BEGIN The data

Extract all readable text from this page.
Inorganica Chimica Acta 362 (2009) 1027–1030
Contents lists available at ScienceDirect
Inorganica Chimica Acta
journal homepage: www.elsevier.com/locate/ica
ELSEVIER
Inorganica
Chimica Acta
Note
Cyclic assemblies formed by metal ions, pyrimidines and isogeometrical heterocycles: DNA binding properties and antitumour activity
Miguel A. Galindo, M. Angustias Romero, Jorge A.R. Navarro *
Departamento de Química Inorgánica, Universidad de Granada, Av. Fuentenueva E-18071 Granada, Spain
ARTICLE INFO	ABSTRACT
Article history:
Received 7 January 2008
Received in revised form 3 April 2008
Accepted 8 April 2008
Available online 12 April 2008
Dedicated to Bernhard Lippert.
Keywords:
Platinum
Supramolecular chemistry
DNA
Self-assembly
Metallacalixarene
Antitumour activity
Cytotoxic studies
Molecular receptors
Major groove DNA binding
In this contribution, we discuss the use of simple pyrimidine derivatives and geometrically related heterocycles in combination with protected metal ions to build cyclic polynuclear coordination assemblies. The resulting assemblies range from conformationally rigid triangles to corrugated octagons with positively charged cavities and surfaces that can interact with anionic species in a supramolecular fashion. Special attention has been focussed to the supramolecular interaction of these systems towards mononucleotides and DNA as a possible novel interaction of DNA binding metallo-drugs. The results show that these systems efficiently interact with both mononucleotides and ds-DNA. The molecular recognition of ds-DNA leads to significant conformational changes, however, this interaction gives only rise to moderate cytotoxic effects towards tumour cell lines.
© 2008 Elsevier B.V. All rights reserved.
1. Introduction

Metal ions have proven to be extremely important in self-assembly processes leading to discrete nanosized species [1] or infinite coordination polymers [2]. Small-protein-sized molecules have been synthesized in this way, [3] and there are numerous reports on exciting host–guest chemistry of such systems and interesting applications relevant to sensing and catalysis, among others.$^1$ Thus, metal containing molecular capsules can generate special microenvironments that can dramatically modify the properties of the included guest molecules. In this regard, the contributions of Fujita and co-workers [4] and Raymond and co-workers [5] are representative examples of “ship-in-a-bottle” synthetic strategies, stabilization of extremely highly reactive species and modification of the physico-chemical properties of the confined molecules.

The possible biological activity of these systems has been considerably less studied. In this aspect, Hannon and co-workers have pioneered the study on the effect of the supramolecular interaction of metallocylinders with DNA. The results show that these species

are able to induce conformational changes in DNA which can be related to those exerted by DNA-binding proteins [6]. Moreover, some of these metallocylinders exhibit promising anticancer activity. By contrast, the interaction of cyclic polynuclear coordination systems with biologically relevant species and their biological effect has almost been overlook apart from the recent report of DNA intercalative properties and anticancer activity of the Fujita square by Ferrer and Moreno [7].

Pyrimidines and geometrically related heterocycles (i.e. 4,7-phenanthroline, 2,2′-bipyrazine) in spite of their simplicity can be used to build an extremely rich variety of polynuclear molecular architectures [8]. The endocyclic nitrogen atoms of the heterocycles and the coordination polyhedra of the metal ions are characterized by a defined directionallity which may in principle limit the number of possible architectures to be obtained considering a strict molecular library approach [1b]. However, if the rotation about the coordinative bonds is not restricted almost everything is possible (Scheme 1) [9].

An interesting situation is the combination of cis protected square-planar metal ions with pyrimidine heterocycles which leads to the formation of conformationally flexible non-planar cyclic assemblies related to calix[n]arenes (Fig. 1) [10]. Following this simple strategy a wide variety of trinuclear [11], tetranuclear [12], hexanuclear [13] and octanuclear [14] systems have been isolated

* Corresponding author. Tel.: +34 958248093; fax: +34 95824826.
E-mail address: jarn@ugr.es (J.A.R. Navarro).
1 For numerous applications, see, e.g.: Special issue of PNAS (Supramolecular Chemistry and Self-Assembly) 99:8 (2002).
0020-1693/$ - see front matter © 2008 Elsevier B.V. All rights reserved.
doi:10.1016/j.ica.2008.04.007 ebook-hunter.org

END The data

◆ Work task: Among the lines of the listing above, which ones contain the word "heterocycles"? Show them.

◆ Task answer:
Cyclic assemblies formed by metal ions, pyrimidines and isogeometrical heterocycles: DNA binding properties and antitumour activity
In this contribution, we discuss the use of simple pyrimidine derivatives and geometrically related heterocycles in combination with protected metal ions to build cyclic polynuclear coordination assemblies. The resulting assemblies range from conformationally rigid triangles to corrugated octagons with positively charged cavities and surfaces that can interact with anionic species in a supramolecular fashion. Special attention has been focussed to the supramolecular interaction of these systems towards mononucleotides and DNA as a possible novel interaction of DNA binding metallo-drugs. The results show that these systems efficiently interact with both mononucleotides and ds-DNA. The molecular recognition of ds-DNA leads to significant conformational changes, however, this interaction gives only rise to moderate cytotoxic effects towards tumour cell lines.
Pyrimidines and geometrically related heterocycles (i.e. 4,7-phenanthroline, 2,2′-bipyrazine) in spite of their simplicity can be used to build an extremely rich variety of polynuclear molecular architectures [8]. The endocyclic nitrogen atoms of the heterocycles and the coordination polyhedra of the metal ions are characterized by a defined directionallity which may in principle limit the number of possible architectures to be obtained considering a strict molecular library approach [1b]. However, if the rotation about the coordinative bonds is not restricted almost everything is possible (Scheme 1) [9].
An interesting situation is the combination of cis protected square-planar metal ions with pyrimidine heterocycles which leads to the formation of conformationally flexible non-planar cyclic assemblies related to calix[n]arenes (Fig. 1) [10]. Following this simple strategy a wide variety of trinuclear [11], tetranuclear [12], hexanuclear [13] and octanuclear [14] systems have been isolated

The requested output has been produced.